[Written task] Look below and pull out each line with the word "Baseline".

━━ Records for the task ━━

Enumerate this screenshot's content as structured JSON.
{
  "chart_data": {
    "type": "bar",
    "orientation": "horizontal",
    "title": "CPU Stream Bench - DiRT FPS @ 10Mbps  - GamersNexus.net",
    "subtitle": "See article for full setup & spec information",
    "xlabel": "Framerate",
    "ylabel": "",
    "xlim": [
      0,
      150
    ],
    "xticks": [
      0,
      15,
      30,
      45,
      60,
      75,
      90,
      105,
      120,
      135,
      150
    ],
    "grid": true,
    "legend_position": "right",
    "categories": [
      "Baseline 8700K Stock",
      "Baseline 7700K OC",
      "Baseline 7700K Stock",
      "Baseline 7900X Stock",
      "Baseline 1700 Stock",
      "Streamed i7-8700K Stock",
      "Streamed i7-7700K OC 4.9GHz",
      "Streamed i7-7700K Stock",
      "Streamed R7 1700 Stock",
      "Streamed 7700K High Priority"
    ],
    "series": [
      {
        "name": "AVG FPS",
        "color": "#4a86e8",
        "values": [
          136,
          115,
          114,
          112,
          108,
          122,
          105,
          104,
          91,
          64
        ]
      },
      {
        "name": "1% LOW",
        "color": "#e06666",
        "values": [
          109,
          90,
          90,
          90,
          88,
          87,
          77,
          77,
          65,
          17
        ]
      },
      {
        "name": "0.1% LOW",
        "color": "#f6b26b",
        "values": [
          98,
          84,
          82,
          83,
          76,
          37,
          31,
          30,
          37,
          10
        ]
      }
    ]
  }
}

━━━

[Solution to the problem]
      "Baseline 8700K Stock",
      "Baseline 7700K OC",
      "Baseline 7700K Stock",
      "Baseline 7900X Stock",
      "Baseline 1700 Stock",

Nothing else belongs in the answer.